(Information given):

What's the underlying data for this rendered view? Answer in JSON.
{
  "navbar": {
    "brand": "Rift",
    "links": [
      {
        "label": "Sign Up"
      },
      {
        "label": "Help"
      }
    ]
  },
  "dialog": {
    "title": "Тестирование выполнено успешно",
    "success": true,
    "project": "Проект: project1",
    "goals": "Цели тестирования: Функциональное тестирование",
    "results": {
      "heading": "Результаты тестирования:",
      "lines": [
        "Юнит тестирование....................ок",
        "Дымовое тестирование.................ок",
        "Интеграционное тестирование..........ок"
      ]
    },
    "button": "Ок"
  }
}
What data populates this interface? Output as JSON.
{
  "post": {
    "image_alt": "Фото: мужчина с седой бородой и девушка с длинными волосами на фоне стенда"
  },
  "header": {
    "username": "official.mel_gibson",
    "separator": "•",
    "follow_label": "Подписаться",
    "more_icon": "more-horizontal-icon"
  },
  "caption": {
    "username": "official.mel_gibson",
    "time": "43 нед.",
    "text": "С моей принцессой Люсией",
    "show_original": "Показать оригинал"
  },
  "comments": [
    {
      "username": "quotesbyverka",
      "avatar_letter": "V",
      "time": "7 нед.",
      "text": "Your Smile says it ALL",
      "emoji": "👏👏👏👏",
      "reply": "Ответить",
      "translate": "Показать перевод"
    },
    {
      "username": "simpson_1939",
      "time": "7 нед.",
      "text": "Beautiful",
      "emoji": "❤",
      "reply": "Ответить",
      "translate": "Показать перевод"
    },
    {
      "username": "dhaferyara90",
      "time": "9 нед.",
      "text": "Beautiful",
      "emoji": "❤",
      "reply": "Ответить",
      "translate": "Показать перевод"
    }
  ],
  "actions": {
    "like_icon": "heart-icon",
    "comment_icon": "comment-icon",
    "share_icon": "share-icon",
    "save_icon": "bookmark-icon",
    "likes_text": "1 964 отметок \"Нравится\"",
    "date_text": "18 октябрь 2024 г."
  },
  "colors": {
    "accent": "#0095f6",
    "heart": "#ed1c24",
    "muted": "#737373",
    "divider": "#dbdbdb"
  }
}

(Stated problem):
Can you restate every record above word for word?

(Exercise response):
What's the underlying data for this rendered view? Answer in JSON.
{
  "navbar": {
    "brand": "Rift",
    "links": [
      {
        "label": "Sign Up"
      },
      {
        "label": "Help"
      }
    ]
  },
  "dialog": {
    "title": "Тестирование выполнено успешно",
    "success": true,
    "project": "Проект: project1",
    "goals": "Цели тестирования: Функциональное тестирование",
    "results": {
      "heading": "Результаты тестирования:",
      "lines": [
        "Юнит тестирование....................ок",
        "Дымовое тестирование.................ок",
        "Интеграционное тестирование..........ок"
      ]
    },
    "button": "Ок"
  }
}
What data populates this interface? Output as JSON.
{
  "post": {
    "image_alt": "Фото: мужчина с седой бородой и девушка с длинными волосами на фоне стенда"
  },
  "header": {
    "username": "official.mel_gibson",
    "separator": "•",
    "follow_label": "Подписаться",
    "more_icon": "more-horizontal-icon"
  },
  "caption": {
    "username": "official.mel_gibson",
    "time": "43 нед.",
    "text": "С моей принцессой Люсией",
    "show_original": "Показать оригинал"
  },
  "comments": [
    {
      "username": "quotesbyverka",
      "avatar_letter": "V",
      "time": "7 нед.",
      "text": "Your Smile says it ALL",
      "emoji": "👏👏👏👏",
      "reply": "Ответить",
      "translate": "Показать перевод"
    },
    {
      "username": "simpson_1939",
      "time": "7 нед.",
      "text": "Beautiful",
      "emoji": "❤",
      "reply": "Ответить",
      "translate": "Показать перевод"
    },
    {
      "username": "dhaferyara90",
      "time": "9 нед.",
      "text": "Beautiful",
      "emoji": "❤",
      "reply": "Ответить",
      "translate": "Показать перевод"
    }
  ],
  "actions": {
    "like_icon": "heart-icon",
    "comment_icon": "comment-icon",
    "share_icon": "share-icon",
    "save_icon": "bookmark-icon",
    "likes_text": "1 964 отметок \"Нравится\"",
    "date_text": "18 октябрь 2024 г."
  },
  "colors": {
    "accent": "#0095f6",
    "heart": "#ed1c24",
    "muted": "#737373",
    "divider": "#dbdbdb"
  }
}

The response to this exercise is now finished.